GIVEN REQUEST: Copy the records below exactly as they are written.

SUPPLIED RECORDS:
◇ ◇ ◇

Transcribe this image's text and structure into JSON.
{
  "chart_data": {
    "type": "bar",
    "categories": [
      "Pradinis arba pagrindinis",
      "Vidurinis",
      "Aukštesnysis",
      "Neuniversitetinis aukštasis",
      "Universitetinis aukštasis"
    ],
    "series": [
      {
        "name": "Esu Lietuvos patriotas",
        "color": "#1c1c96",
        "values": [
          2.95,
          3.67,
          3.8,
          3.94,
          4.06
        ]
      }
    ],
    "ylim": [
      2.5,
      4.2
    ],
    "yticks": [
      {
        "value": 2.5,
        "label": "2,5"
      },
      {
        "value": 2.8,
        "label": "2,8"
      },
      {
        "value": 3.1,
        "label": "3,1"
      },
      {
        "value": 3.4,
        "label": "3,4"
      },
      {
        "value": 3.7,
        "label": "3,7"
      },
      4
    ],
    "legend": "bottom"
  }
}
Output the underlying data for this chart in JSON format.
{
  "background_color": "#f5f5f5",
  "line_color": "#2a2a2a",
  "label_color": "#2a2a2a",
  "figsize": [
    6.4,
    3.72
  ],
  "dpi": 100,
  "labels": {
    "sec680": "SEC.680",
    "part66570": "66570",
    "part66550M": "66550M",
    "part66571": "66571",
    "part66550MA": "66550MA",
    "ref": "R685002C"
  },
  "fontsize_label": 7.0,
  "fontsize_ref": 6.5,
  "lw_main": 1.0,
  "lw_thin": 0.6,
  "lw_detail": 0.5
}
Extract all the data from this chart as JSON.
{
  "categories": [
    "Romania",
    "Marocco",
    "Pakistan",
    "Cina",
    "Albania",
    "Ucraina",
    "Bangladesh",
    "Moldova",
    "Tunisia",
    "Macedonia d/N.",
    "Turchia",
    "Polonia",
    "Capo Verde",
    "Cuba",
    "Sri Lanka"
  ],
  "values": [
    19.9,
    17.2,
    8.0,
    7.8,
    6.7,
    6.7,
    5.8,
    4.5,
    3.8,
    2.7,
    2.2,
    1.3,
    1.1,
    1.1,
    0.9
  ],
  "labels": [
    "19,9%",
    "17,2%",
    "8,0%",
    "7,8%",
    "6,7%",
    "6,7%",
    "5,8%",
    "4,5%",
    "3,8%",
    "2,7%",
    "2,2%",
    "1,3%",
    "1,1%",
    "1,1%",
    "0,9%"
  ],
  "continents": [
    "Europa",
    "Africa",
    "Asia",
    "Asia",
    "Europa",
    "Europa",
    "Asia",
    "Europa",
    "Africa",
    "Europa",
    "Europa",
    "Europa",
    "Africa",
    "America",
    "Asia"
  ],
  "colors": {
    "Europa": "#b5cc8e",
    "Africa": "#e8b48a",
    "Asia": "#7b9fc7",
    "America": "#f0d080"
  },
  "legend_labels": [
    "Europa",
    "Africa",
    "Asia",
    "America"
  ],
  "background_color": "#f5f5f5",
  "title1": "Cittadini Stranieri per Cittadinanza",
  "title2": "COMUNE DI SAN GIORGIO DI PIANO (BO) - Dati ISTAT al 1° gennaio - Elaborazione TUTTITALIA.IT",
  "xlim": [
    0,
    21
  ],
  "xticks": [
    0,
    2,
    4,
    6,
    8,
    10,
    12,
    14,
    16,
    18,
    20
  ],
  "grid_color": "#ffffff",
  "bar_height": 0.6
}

◇ ◇ ◇

SOLUTION FOR THIS TASK:
Transcribe this image's text and structure into JSON.
{
  "chart_data": {
    "type": "bar",
    "categories": [
      "Pradinis arba pagrindinis",
      "Vidurinis",
      "Aukštesnysis",
      "Neuniversitetinis aukštasis",
      "Universitetinis aukštasis"
    ],
    "series": [
      {
        "name": "Esu Lietuvos patriotas",
        "color": "#1c1c96",
        "values": [
          2.95,
          3.67,
          3.8,
          3.94,
          4.06
        ]
      }
    ],
    "ylim": [
      2.5,
      4.2
    ],
    "yticks": [
      {
        "value": 2.5,
        "label": "2,5"
      },
      {
        "value": 2.8,
        "label": "2,8"
      },
      {
        "value": 3.1,
        "label": "3,1"
      },
      {
        "value": 3.4,
        "label": "3,4"
      },
      {
        "value": 3.7,
        "label": "3,7"
      },
      4
    ],
    "legend": "bottom"
  }
}
Output the underlying data for this chart in JSON format.
{
  "background_color": "#f5f5f5",
  "line_color": "#2a2a2a",
  "label_color": "#2a2a2a",
  "figsize": [
    6.4,
    3.72
  ],
  "dpi": 100,
  "labels": {
    "sec680": "SEC.680",
    "part66570": "66570",
    "part66550M": "66550M",
    "part66571": "66571",
    "part66550MA": "66550MA",
    "ref": "R685002C"
  },
  "fontsize_label": 7.0,
  "fontsize_ref": 6.5,
  "lw_main": 1.0,
  "lw_thin": 0.6,
  "lw_detail": 0.5
}
Extract all the data from this chart as JSON.
{
  "categories": [
    "Romania",
    "Marocco",
    "Pakistan",
    "Cina",
    "Albania",
    "Ucraina",
    "Bangladesh",
    "Moldova",
    "Tunisia",
    "Macedonia d/N.",
    "Turchia",
    "Polonia",
    "Capo Verde",
    "Cuba",
    "Sri Lanka"
  ],
  "values": [
    19.9,
    17.2,
    8.0,
    7.8,
    6.7,
    6.7,
    5.8,
    4.5,
    3.8,
    2.7,
    2.2,
    1.3,
    1.1,
    1.1,
    0.9
  ],
  "labels": [
    "19,9%",
    "17,2%",
    "8,0%",
    "7,8%",
    "6,7%",
    "6,7%",
    "5,8%",
    "4,5%",
    "3,8%",
    "2,7%",
    "2,2%",
    "1,3%",
    "1,1%",
    "1,1%",
    "0,9%"
  ],
  "continents": [
    "Europa",
    "Africa",
    "Asia",
    "Asia",
    "Europa",
    "Europa",
    "Asia",
    "Europa",
    "Africa",
    "Europa",
    "Europa",
    "Europa",
    "Africa",
    "America",
    "Asia"
  ],
  "colors": {
    "Europa": "#b5cc8e",
    "Africa": "#e8b48a",
    "Asia": "#7b9fc7",
    "America": "#f0d080"
  },
  "legend_labels": [
    "Europa",
    "Africa",
    "Asia",
    "America"
  ],
  "background_color": "#f5f5f5",
  "title1": "Cittadini Stranieri per Cittadinanza",
  "title2": "COMUNE DI SAN GIORGIO DI PIANO (BO) - Dati ISTAT al 1° gennaio - Elaborazione TUTTITALIA.IT",
  "xlim": [
    0,
    21
  ],
  "xticks": [
    0,
    2,
    4,
    6,
    8,
    10,
    12,
    14,
    16,
    18,
    20
  ],
  "grid_color": "#ffffff",
  "bar_height": 0.6
}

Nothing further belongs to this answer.